Extrait du document:
========

Les chemins sur les collines du Mont Saint-Georges plongeaient dans les vignes et s’ouvraient sur de vastes vues panoramiques en contrebas. Les visites des caves viticoles réputées faisaient partie de ces sorties à pratiquer « avec retenue ».
Au détour d’une promenade parmi les pieds de vignes aux feuilles jaunes dont l’ambre se déversait sur nous dans les transparences du soleil, la travée déboucha sur une masure, une cave enterrée dans les fondations d'un pressoir. Seul le bruissement des feuilles et quelques oiseaux venaient troubler la sérénité du paysage intime...

C'est alors qu'une rencontre inattendue me paralysa : un pas de plus et j'allais marcher sur quelqu'un ! Devant une grande porte massive en bois de chêne, recroquevillée à même le sol, dormait du sommeil du juste, une « petite vieille » au corps replié. Reprenant ses esprits, réveillée par le bruit de nos pas, elle nous accueillit comme dans les contes : bonjour mes enfants !
L’ami qui m’accompagnait l’aida à se relever, la soulevant avec ménagement. Le poids des années et le labeur quotidien l’avaient érodée, ployée comme si la terre-mère imperceptiblement se rappelait à elle. Sa petite voix était presque tranchante, un peu nasillarde :
« Venez, puisque vous êtes là, je vais vous faire visiter ma cave. Entrez donc, goûtez mon vin ! »
Dans l'agréable fraîcheur de l’antre, dans une dizaine d'énormes fûts de chêne mûrissait le fameux vin du Mont Saint-Georges. De sa courge voleuse - un ustensile effectivement réalisé à partir du légume du même nom - qu’elle plongea par l'ouverture du tonneau en s'y appuyant, elle retira le précieux breuvage dont elle amorça la montée par une courte aspiration. Dans chaque verre, elle versa une rasade de son nectar ambré avec une précaution qui révéla la valeur qu’elle attachait à la seule richesse qu’elle pouvait partager avec nous.

A l’émotion de sa voix, nous sentions bien qu’elle en avait besoin, de ce petit réconfort pour la suite de son histoire. Nos verres à la main, nous l'écoutions attentivement :
« Cette vigne que vous voyez là devant vous, mes enfants, elle était à nous. La coopérative nous l’a prise en échange d'une parcelle, là-bas, sur la montagne. »

========

Données fournies:

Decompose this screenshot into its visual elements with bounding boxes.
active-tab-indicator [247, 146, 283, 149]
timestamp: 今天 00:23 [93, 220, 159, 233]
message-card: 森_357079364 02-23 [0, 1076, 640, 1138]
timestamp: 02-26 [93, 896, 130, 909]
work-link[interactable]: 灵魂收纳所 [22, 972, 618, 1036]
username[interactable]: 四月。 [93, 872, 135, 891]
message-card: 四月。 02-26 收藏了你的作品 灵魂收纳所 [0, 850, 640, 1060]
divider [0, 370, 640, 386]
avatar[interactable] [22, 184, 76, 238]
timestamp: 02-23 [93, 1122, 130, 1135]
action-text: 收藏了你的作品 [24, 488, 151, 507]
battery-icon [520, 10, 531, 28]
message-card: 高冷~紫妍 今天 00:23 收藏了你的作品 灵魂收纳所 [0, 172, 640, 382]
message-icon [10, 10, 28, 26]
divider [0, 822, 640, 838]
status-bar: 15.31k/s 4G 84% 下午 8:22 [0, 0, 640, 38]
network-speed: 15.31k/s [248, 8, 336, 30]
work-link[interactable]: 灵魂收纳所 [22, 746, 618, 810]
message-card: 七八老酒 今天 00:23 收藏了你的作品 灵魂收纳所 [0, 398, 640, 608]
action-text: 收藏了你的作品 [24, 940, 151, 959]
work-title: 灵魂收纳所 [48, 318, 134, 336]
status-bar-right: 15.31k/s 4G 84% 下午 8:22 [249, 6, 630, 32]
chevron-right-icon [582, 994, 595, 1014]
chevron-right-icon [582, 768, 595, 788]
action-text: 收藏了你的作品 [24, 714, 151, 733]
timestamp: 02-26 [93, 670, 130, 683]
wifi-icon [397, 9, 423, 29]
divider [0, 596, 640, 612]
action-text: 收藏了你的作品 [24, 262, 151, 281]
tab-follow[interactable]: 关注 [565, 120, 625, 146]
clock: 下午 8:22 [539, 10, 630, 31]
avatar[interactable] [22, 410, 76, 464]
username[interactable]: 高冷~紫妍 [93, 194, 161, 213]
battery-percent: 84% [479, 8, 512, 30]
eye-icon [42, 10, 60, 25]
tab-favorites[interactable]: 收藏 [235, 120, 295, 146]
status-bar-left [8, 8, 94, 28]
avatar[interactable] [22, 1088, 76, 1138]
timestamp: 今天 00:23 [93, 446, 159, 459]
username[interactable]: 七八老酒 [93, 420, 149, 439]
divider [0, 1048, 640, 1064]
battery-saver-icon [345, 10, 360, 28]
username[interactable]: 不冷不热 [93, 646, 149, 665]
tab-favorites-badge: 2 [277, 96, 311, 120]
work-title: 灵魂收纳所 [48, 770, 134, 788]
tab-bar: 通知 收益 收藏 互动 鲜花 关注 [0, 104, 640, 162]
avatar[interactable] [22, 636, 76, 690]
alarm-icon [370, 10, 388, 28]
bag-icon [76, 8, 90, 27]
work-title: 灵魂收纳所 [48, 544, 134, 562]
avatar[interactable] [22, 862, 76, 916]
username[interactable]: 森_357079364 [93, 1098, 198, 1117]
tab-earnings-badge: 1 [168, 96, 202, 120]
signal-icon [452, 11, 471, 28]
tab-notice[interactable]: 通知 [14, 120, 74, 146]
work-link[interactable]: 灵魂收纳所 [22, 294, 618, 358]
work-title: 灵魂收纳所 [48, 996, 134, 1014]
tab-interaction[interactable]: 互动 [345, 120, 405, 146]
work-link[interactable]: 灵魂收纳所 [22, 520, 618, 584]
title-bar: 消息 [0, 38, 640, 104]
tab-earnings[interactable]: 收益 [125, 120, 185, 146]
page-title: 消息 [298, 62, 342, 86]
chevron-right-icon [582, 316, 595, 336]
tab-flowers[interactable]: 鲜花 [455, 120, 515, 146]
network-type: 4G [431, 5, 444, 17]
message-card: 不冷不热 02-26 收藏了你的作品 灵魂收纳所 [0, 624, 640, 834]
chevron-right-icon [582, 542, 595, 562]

========

Consignes de l'exercice:
(1) Transcrivez sans modification le passage du récit de la visite de cave qui commence par les mots contenant « Dans l'agréable fraîcheur » et se termine par « partager avec nous. ».
(2) Répondez aux questions suivantes d'après le récit de la visite de cave :
(a) Devant quelle porte dormait la « petite vieille » ?
(b) Combien de fûts de chêne contenaient le vin du Mont Saint-Georges ?
(c) Qu'est-ce que la coopérative a donné en échange de la vigne ?
(3) Prolongez le récit de la visite de cave au Mont Saint-Georges en reprenant immédiatement après sa dernière phrase.

Corrigé de l'exercice:
(1)
Dans l'agréable fraîcheur de l’antre, dans une dizaine d'énormes fûts de chêne mûrissait le fameux vin du Mont Saint-Georges. De sa courge voleuse - un ustensile effectivement réalisé à partir du légume du même nom - qu’elle plongea par l'ouverture du tonneau en s'y appuyant, elle retira le précieux breuvage dont elle amorça la montée par une courte aspiration. Dans chaque verre, elle versa une rasade de son nectar ambré avec une précaution qui révéla la valeur qu’elle attachait à la seule richesse qu’elle pouvait partager avec nous.

(2)
(a) Devant une grande porte massive en bois de chêne.
(b) Une dizaine.
(c) Une parcelle, là-bas, sur la montagne.

(3)
Un mouvement du bras accompagnait ses propos, désignant la direction lointaine des sommets. Des larmes coulaient sur son visage, elle continua :
« Vous savez, ce n’est pas facile, à mon âge, je bouge difficilement et je dois encore grimper tout là haut pour travailler ma vigne ! »

La petite mère pleurait, et elle reprit sa confession qui nous touchait au fond du cœur :
« Pourquoi ne pouvait-on pas nous laisser ce vignoble là, tout près de la maison et de la cave ? Pourquoi, mon Dieu, faut-il que je me traîne là haut, alors que je ne peux même plus me tenir droite ? Je n’ai plus de courage... »

Le personnage attachant de cette pauvre paysanne décrivait son calvaire sur le Golgotha du communisme.
Non seulement ce qu'elle nous racontait correspondait au véritable drame qui avait bouleversé sa vie, mais son récit était surtout exemplaire au titre de ce que le régime dictatorial avait parachevé : l'extinction de tout espoir de souveraineté pour les paysans auxquels on avait tout promis au moment de la prise de pouvoir. Nous tentions de la consoler, l’entourant de nos bras pour la réconforter, louant les vertus du breuvage merveilleux qu’elle tirait de sa vigne malgré les conditions difficiles.

Et au fond de moi, je songeais qu'au-delà de son malheur, elle avait pourtant bien, d'une certaine manière, sa source de bonheur inestimable à laquelle elle n'avait pas accès : de vraies racines auxquelles personne ne pouvait l'arracher, la vue imprenable de ces montagnes paisibles reflétées au loin à la surface argentée du Balaton…
Tout en dégustant son vin, fruit de tant de labeur et de peine, nous sentions bien que la petite grand-mère restait inconsolable, et qu'inconsolable elle mourrait. Et dans son dernier combat, pourrait-elle s'apercevoir que l'ennemi de toujours ne rendait compte qu'à l'Éternel lui-même, à qui elle distillait ses dernières offrandes ?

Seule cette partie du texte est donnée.